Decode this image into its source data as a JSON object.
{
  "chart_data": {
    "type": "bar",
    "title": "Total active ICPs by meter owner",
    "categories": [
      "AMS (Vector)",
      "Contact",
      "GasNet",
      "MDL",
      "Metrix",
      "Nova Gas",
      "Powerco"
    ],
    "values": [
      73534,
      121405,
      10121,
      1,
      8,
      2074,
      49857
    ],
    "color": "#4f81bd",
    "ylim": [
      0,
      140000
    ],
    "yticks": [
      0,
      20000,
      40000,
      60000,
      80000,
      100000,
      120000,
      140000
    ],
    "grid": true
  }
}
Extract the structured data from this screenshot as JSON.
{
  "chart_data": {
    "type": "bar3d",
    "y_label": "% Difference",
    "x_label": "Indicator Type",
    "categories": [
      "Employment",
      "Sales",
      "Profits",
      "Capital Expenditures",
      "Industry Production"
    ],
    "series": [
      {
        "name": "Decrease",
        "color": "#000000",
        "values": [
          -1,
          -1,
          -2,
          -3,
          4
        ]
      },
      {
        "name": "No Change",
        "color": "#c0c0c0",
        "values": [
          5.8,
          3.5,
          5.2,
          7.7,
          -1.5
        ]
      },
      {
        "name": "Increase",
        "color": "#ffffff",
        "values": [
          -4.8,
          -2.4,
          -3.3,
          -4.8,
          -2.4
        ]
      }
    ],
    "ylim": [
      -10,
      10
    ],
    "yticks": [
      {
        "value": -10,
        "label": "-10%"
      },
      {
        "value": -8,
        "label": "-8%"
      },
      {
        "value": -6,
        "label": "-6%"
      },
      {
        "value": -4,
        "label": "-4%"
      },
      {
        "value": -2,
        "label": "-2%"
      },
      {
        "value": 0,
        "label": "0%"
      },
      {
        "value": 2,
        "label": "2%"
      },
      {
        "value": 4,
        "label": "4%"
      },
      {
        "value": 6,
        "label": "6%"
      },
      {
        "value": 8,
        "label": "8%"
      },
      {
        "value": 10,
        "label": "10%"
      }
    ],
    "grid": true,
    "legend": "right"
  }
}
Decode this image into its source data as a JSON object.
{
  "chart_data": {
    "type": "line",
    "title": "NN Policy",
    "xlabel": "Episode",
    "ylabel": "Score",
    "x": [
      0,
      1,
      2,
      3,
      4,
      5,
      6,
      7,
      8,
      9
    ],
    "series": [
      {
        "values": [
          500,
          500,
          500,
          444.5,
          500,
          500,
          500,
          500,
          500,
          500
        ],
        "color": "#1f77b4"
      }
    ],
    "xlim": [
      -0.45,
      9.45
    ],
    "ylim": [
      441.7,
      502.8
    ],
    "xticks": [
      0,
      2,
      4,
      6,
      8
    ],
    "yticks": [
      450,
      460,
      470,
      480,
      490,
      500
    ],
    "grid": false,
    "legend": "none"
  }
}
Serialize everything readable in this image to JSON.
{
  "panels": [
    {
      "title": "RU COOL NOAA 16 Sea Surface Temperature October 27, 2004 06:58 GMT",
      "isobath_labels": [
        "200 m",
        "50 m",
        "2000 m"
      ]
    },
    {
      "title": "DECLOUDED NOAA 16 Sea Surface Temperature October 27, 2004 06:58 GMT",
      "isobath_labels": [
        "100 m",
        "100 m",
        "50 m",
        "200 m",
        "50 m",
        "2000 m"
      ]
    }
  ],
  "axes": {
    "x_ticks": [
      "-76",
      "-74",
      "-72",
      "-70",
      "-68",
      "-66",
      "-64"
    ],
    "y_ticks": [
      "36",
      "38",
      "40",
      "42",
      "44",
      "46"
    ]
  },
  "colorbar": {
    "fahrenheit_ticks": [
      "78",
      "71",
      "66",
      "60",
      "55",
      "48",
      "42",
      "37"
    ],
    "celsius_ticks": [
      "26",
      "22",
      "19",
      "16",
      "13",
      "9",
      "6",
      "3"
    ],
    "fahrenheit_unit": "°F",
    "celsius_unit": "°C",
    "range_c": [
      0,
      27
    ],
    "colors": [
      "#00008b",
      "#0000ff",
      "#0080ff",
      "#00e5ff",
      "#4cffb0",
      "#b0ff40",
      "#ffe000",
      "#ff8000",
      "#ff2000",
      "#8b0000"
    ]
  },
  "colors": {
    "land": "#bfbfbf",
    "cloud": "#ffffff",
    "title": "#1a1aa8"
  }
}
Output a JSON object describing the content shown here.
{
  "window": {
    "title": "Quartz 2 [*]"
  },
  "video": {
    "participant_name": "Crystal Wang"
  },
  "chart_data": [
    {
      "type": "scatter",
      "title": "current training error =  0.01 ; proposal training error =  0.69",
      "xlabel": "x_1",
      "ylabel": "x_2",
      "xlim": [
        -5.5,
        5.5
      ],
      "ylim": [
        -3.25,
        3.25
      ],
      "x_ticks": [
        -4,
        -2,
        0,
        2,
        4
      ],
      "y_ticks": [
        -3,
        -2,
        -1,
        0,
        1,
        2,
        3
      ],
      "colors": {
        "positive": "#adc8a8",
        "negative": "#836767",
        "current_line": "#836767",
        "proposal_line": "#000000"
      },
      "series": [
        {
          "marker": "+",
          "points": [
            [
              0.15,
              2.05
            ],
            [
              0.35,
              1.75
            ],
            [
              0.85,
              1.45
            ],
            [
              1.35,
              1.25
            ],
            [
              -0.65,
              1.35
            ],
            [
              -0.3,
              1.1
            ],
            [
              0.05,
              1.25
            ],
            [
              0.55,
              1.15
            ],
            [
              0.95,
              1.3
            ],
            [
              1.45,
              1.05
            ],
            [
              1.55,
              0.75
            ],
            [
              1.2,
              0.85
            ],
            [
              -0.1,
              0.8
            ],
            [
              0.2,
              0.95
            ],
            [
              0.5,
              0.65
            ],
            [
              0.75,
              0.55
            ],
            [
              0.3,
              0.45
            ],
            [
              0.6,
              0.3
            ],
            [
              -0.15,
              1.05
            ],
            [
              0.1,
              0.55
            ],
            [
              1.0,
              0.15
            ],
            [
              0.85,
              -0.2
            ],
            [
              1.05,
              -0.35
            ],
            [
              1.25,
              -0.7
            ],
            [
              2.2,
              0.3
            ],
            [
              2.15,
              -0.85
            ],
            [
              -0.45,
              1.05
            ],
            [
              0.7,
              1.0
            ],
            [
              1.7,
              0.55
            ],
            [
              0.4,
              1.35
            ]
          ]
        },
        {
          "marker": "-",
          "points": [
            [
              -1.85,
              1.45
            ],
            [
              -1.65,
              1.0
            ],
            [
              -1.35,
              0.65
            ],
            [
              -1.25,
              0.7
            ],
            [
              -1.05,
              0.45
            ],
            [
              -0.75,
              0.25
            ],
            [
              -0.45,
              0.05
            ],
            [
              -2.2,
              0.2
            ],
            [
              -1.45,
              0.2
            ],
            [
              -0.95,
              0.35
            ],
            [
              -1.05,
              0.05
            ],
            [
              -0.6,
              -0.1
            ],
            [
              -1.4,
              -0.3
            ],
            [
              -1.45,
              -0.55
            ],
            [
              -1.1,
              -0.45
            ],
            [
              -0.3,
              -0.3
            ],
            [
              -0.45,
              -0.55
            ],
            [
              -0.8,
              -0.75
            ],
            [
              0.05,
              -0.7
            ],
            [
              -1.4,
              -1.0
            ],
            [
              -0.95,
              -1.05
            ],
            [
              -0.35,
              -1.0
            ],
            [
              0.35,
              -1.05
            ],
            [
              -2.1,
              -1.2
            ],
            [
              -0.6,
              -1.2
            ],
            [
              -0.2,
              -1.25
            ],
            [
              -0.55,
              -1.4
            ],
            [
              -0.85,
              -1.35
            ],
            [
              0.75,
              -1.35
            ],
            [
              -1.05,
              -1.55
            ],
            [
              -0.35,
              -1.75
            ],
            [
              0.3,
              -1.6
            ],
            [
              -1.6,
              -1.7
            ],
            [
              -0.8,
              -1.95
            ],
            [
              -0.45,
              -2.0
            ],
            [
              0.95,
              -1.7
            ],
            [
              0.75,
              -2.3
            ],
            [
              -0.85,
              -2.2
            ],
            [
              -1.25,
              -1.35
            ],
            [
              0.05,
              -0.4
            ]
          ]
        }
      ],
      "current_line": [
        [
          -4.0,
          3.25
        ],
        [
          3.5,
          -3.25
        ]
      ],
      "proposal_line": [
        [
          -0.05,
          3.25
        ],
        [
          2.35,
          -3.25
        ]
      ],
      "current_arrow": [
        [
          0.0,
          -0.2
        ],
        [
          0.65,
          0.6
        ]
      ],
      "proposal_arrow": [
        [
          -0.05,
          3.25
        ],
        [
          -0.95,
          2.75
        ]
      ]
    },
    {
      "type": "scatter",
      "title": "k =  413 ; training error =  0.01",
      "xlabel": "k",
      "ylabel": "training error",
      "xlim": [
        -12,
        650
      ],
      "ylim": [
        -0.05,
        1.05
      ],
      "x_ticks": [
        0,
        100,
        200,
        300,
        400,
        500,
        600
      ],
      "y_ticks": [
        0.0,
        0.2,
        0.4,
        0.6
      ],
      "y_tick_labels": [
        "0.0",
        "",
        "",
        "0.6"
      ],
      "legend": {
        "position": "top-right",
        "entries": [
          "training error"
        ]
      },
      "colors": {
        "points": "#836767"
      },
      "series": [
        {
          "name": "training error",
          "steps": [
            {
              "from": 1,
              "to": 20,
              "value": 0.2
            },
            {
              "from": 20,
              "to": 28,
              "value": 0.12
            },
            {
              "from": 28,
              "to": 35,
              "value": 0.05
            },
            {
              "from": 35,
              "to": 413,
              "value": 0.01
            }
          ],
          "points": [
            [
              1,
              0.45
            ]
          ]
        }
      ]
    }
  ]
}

#### Goal:
Find the lines of the material that hold the word "Surface" and report their count alone.

#### Answer in full:
2